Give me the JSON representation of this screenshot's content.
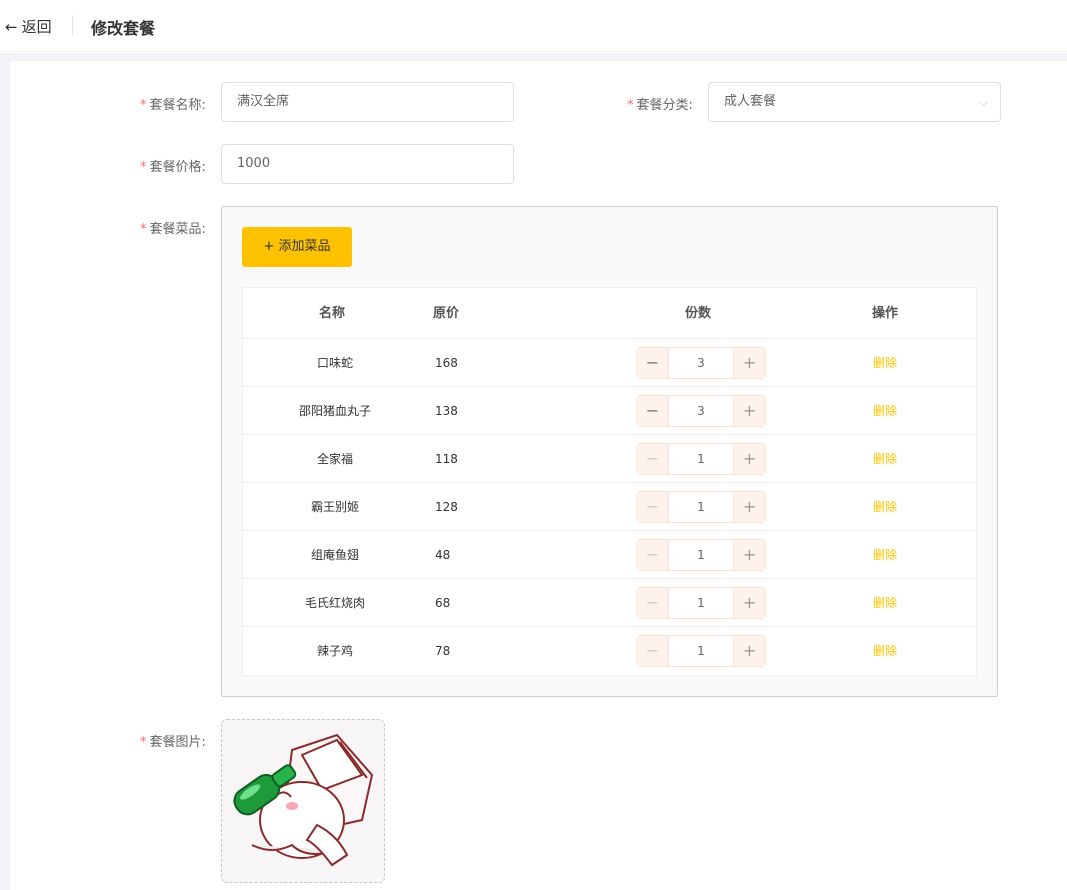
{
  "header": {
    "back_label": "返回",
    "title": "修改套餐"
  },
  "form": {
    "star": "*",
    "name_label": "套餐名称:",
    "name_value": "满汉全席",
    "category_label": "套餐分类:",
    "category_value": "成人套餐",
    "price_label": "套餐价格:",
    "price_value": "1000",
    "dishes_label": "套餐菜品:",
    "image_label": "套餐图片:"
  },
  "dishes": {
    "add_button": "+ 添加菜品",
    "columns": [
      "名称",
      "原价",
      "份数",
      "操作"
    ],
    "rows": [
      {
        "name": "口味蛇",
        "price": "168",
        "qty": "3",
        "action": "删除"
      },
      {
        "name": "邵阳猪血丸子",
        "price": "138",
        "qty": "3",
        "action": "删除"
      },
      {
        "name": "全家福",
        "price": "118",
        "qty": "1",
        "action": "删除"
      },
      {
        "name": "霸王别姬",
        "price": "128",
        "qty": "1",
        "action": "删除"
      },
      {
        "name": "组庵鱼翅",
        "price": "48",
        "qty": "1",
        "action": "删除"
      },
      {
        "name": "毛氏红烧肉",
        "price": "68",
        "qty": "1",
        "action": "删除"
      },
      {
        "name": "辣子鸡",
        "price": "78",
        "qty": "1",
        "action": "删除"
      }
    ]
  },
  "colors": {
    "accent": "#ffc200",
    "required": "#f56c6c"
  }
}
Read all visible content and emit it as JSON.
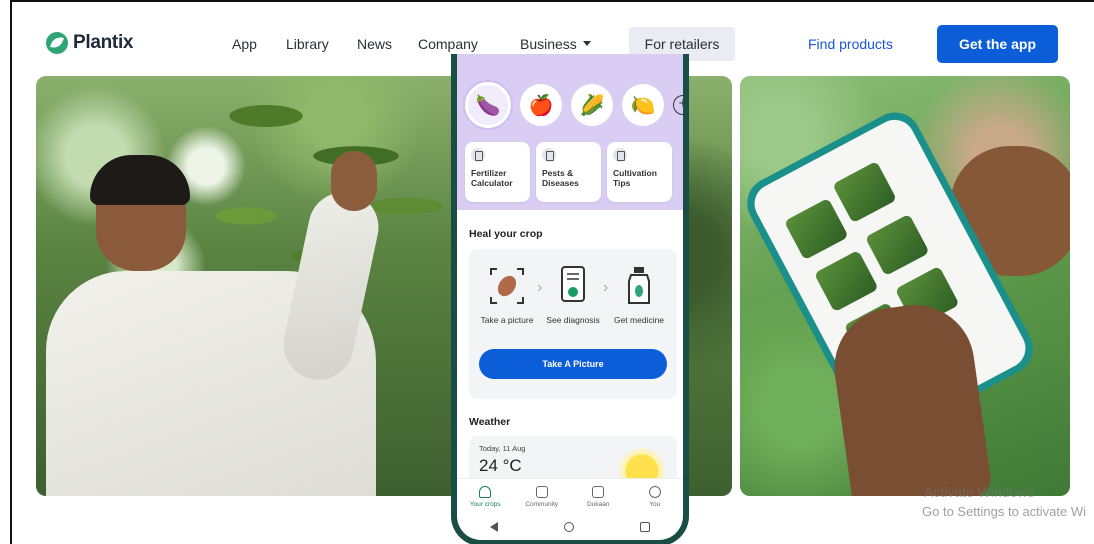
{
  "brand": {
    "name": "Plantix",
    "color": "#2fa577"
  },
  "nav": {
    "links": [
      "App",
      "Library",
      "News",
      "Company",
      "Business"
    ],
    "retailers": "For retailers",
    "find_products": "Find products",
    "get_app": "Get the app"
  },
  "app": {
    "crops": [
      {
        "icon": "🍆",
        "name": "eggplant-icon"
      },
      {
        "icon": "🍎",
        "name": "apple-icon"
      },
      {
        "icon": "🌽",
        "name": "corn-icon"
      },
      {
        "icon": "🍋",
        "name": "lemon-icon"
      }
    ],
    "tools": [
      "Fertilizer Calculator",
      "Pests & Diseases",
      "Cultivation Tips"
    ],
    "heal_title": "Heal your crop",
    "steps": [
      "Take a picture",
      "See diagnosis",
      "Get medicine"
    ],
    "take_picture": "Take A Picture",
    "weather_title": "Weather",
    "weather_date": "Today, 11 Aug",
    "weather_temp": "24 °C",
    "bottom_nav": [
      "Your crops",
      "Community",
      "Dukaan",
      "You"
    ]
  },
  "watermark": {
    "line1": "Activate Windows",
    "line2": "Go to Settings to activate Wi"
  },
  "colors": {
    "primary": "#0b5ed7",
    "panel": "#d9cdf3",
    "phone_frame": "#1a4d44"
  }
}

* Exercise prompt *
Without the pictures, return the entries exactly as they appear.

* Answer to the problem *
Give me the JSON representation of this screenshot's content.
{
  "header": {
    "back_label": "返回",
    "title": "修改套餐"
  },
  "form": {
    "star": "*",
    "name_label": "套餐名称:",
    "name_value": "满汉全席",
    "category_label": "套餐分类:",
    "category_value": "成人套餐",
    "price_label": "套餐价格:",
    "price_value": "1000",
    "dishes_label": "套餐菜品:",
    "image_label": "套餐图片:"
  },
  "dishes": {
    "add_button": "+ 添加菜品",
    "columns": [
      "名称",
      "原价",
      "份数",
      "操作"
    ],
    "rows": [
      {
        "name": "口味蛇",
        "price": "168",
        "qty": "3",
        "action": "删除"
      },
      {
        "name": "邵阳猪血丸子",
        "price": "138",
        "qty": "3",
        "action": "删除"
      },
      {
        "name": "全家福",
        "price": "118",
        "qty": "1",
        "action": "删除"
      },
      {
        "name": "霸王别姬",
        "price": "128",
        "qty": "1",
        "action": "删除"
      },
      {
        "name": "组庵鱼翅",
        "price": "48",
        "qty": "1",
        "action": "删除"
      },
      {
        "name": "毛氏红烧肉",
        "price": "68",
        "qty": "1",
        "action": "删除"
      },
      {
        "name": "辣子鸡",
        "price": "78",
        "qty": "1",
        "action": "删除"
      }
    ]
  },
  "colors": {
    "accent": "#ffc200",
    "required": "#f56c6c"
  }
}
Read all visible content and emit it as JSON.
{
  "brand": {
    "name": "Plantix",
    "color": "#2fa577"
  },
  "nav": {
    "links": [
      "App",
      "Library",
      "News",
      "Company",
      "Business"
    ],
    "retailers": "For retailers",
    "find_products": "Find products",
    "get_app": "Get the app"
  },
  "app": {
    "crops": [
      {
        "icon": "🍆",
        "name": "eggplant-icon"
      },
      {
        "icon": "🍎",
        "name": "apple-icon"
      },
      {
        "icon": "🌽",
        "name": "corn-icon"
      },
      {
        "icon": "🍋",
        "name": "lemon-icon"
      }
    ],
    "tools": [
      "Fertilizer Calculator",
      "Pests & Diseases",
      "Cultivation Tips"
    ],
    "heal_title": "Heal your crop",
    "steps": [
      "Take a picture",
      "See diagnosis",
      "Get medicine"
    ],
    "take_picture": "Take A Picture",
    "weather_title": "Weather",
    "weather_date": "Today, 11 Aug",
    "weather_temp": "24 °C",
    "bottom_nav": [
      "Your crops",
      "Community",
      "Dukaan",
      "You"
    ]
  },
  "watermark": {
    "line1": "Activate Windows",
    "line2": "Go to Settings to activate Wi"
  },
  "colors": {
    "primary": "#0b5ed7",
    "panel": "#d9cdf3",
    "phone_frame": "#1a4d44"
  }
}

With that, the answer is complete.